# The task:
Write out the material again exactly, please, and omit the pictures.

# Task material:

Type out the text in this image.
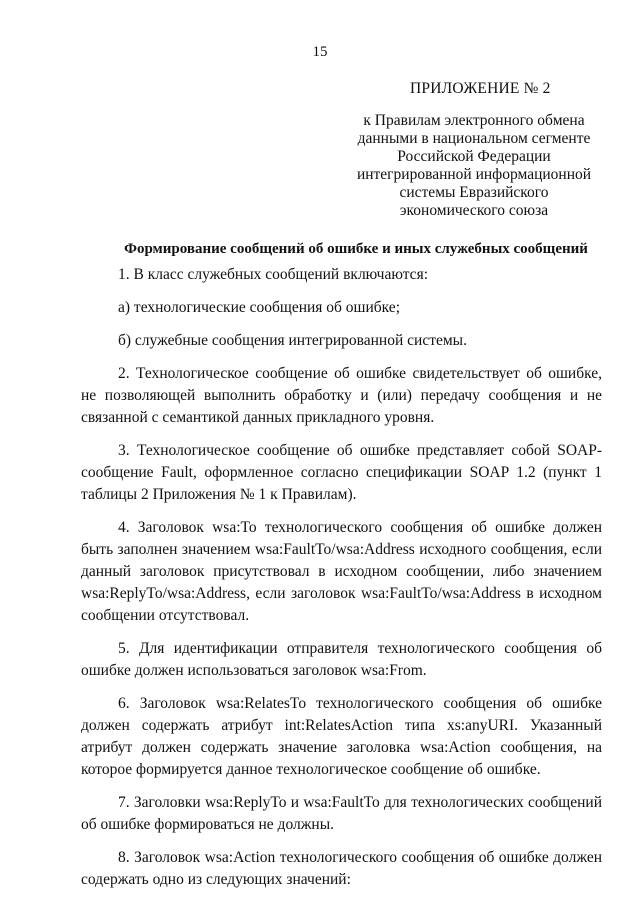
15
ПРИЛОЖЕНИЕ № 2
к Правилам электронного обмена
данными в национальном сегменте
Российской Федерации
интегрированной информационной
системы Евразийского
экономического союза
Формирование сообщений об ошибке и иных служебных сообщений

1. В класс служебных сообщений включаются:

а) технологические сообщения об ошибке;

б) служебные сообщения интегрированной системы.

2. Технологическое сообщение об ошибке свидетельствует об ошибке, не позволяющей выполнить обработку и (или) передачу сообщения и не связанной с семантикой данных прикладного уровня.

3. Технологическое сообщение об ошибке представляет собой SOAP-сообщение Fault, оформленное согласно спецификации SOAP 1.2 (пункт 1 таблицы 2 Приложения № 1 к Правилам).

4. Заголовок wsa:To технологического сообщения об ошибке должен быть заполнен значением wsa:FaultTo/wsa:Address исходного сообщения, если данный заголовок присутствовал в исходном сообщении, либо значением wsa:ReplyTo/wsa:Address, если заголовок wsa:FaultTo/wsa:Address в исходном сообщении отсутствовал.

5. Для идентификации отправителя технологического сообщения об ошибке должен использоваться заголовок wsa:From.

6. Заголовок wsa:RelatesTo технологического сообщения об ошибке должен содержать атрибут int:RelatesAction типа xs:anyURI. Указанный атрибут должен содержать значение заголовка wsa:Action сообщения, на которое формируется данное технологическое сообщение об ошибке.

7. Заголовки wsa:ReplyTo и wsa:FaultTo для технологических сообщений об ошибке формироваться не должны.

8. Заголовок wsa:Action технологического сообщения об ошибке должен содержать одно из следующих значений:
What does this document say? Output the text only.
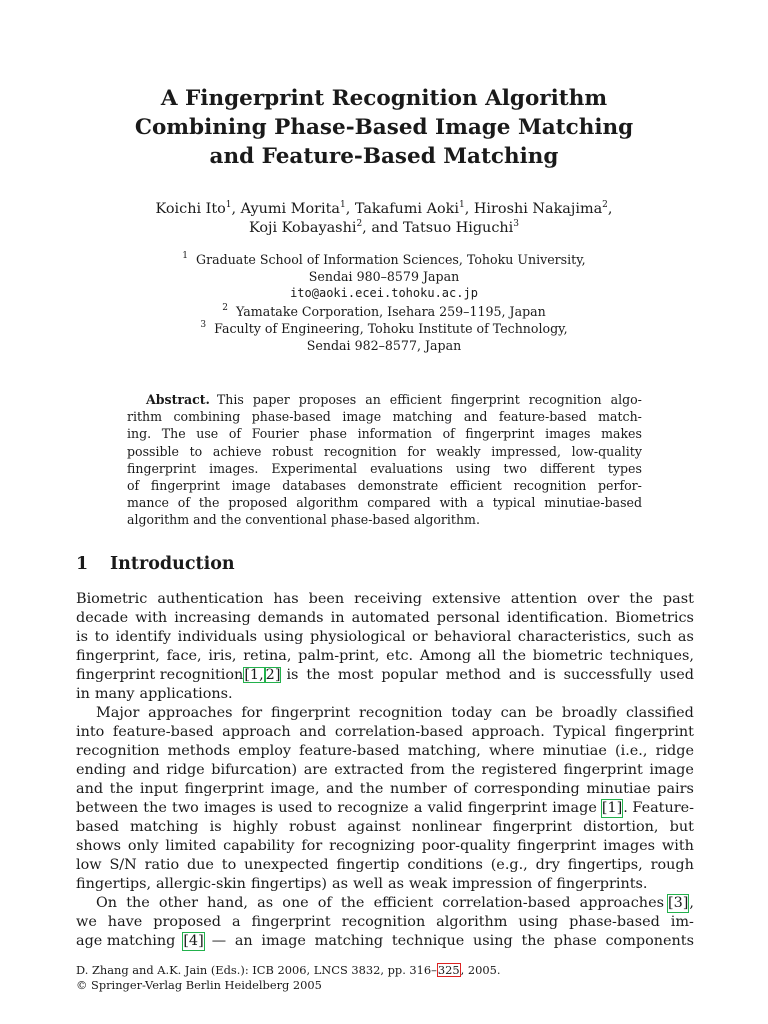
A Fingerprint Recognition Algorithm
Combining Phase-Based Image Matching
and Feature-Based Matching
Koichi Ito$^1$, Ayumi Morita$^1$, Takafumi Aoki$^1$, Hiroshi Nakajima$^2$,
Koji Kobayashi$^2$, and Tatsuo Higuchi$^3$
$^1$ Graduate School of Information Sciences, Tohoku University,
Sendai 980–8579 Japan
ito@aoki.ecei.tohoku.ac.jp
$^2$ Yamatake Corporation, Isehara 259–1195, Japan
$^3$ Faculty of Engineering, Tohoku Institute of Technology,
Sendai 982–8577, Japan
Abstract. This paper proposes an efficient fingerprint recognition algo-
rithm combining phase-based image matching and feature-based match-
ing. The use of Fourier phase information of fingerprint images makes
possible to achieve robust recognition for weakly impressed, low-quality
fingerprint images. Experimental evaluations using two different types
of fingerprint image databases demonstrate efficient recognition perfor-
mance of the proposed algorithm compared with a typical minutiae-based
algorithm and the conventional phase-based algorithm.
1 Introduction
Biometric authentication has been receiving extensive attention over the past
decade with increasing demands in automated personal identification. Biometrics
is to identify individuals using physiological or behavioral characteristics, such as
fingerprint, face, iris, retina, palm-print, etc. Among all the biometric techniques,
fingerprint recognition [1, 2] is the most popular method and is successfully used
in many applications.
Major approaches for fingerprint recognition today can be broadly classified
into feature-based approach and correlation-based approach. Typical fingerprint
recognition methods employ feature-based matching, where minutiae (i.e., ridge
ending and ridge bifurcation) are extracted from the registered fingerprint image
and the input fingerprint image, and the number of corresponding minutiae pairs
between the two images is used to recognize a valid fingerprint image [1] . Feature-
based matching is highly robust against nonlinear fingerprint distortion, but
shows only limited capability for recognizing poor-quality fingerprint images with
low S/N ratio due to unexpected fingertip conditions (e.g., dry fingertips, rough
fingertips, allergic-skin fingertips) as well as weak impression of fingerprints.
On the other hand, as one of the efficient correlation-based approaches [3] ,
we have proposed a fingerprint recognition algorithm using phase-based im-
age matching [4] — an image matching technique using the phase components
D. Zhang and A.K. Jain (Eds.): ICB 2006, LNCS 3832, pp. 316–325, 2005.
© Springer-Verlag Berlin Heidelberg 2005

# Output for this exercise:
Type out the text in this image.
15
ПРИЛОЖЕНИЕ № 2
к Правилам электронного обмена
данными в национальном сегменте
Российской Федерации
интегрированной информационной
системы Евразийского
экономического союза
Формирование сообщений об ошибке и иных служебных сообщений

1. В класс служебных сообщений включаются:

а) технологические сообщения об ошибке;

б) служебные сообщения интегрированной системы.

2. Технологическое сообщение об ошибке свидетельствует об ошибке, не позволяющей выполнить обработку и (или) передачу сообщения и не связанной с семантикой данных прикладного уровня.

3. Технологическое сообщение об ошибке представляет собой SOAP-сообщение Fault, оформленное согласно спецификации SOAP 1.2 (пункт 1 таблицы 2 Приложения № 1 к Правилам).

4. Заголовок wsa:To технологического сообщения об ошибке должен быть заполнен значением wsa:FaultTo/wsa:Address исходного сообщения, если данный заголовок присутствовал в исходном сообщении, либо значением wsa:ReplyTo/wsa:Address, если заголовок wsa:FaultTo/wsa:Address в исходном сообщении отсутствовал.

5. Для идентификации отправителя технологического сообщения об ошибке должен использоваться заголовок wsa:From.

6. Заголовок wsa:RelatesTo технологического сообщения об ошибке должен содержать атрибут int:RelatesAction типа xs:anyURI. Указанный атрибут должен содержать значение заголовка wsa:Action сообщения, на которое формируется данное технологическое сообщение об ошибке.

7. Заголовки wsa:ReplyTo и wsa:FaultTo для технологических сообщений об ошибке формироваться не должны.

8. Заголовок wsa:Action технологического сообщения об ошибке должен содержать одно из следующих значений:
What does this document say? Output the text only.
A Fingerprint Recognition Algorithm
Combining Phase-Based Image Matching
and Feature-Based Matching
Koichi Ito$^1$, Ayumi Morita$^1$, Takafumi Aoki$^1$, Hiroshi Nakajima$^2$,
Koji Kobayashi$^2$, and Tatsuo Higuchi$^3$
$^1$ Graduate School of Information Sciences, Tohoku University,
Sendai 980–8579 Japan
ito@aoki.ecei.tohoku.ac.jp
$^2$ Yamatake Corporation, Isehara 259–1195, Japan
$^3$ Faculty of Engineering, Tohoku Institute of Technology,
Sendai 982–8577, Japan
Abstract. This paper proposes an efficient fingerprint recognition algo-
rithm combining phase-based image matching and feature-based match-
ing. The use of Fourier phase information of fingerprint images makes
possible to achieve robust recognition for weakly impressed, low-quality
fingerprint images. Experimental evaluations using two different types
of fingerprint image databases demonstrate efficient recognition perfor-
mance of the proposed algorithm compared with a typical minutiae-based
algorithm and the conventional phase-based algorithm.
1 Introduction
Biometric authentication has been receiving extensive attention over the past
decade with increasing demands in automated personal identification. Biometrics
is to identify individuals using physiological or behavioral characteristics, such as
fingerprint, face, iris, retina, palm-print, etc. Among all the biometric techniques,
fingerprint recognition [1, 2] is the most popular method and is successfully used
in many applications.
Major approaches for fingerprint recognition today can be broadly classified
into feature-based approach and correlation-based approach. Typical fingerprint
recognition methods employ feature-based matching, where minutiae (i.e., ridge
ending and ridge bifurcation) are extracted from the registered fingerprint image
and the input fingerprint image, and the number of corresponding minutiae pairs
between the two images is used to recognize a valid fingerprint image [1] . Feature-
based matching is highly robust against nonlinear fingerprint distortion, but
shows only limited capability for recognizing poor-quality fingerprint images with
low S/N ratio due to unexpected fingertip conditions (e.g., dry fingertips, rough
fingertips, allergic-skin fingertips) as well as weak impression of fingerprints.
On the other hand, as one of the efficient correlation-based approaches [3] ,
we have proposed a fingerprint recognition algorithm using phase-based im-
age matching [4] — an image matching technique using the phase components
D. Zhang and A.K. Jain (Eds.): ICB 2006, LNCS 3832, pp. 316–325, 2005.
© Springer-Verlag Berlin Heidelberg 2005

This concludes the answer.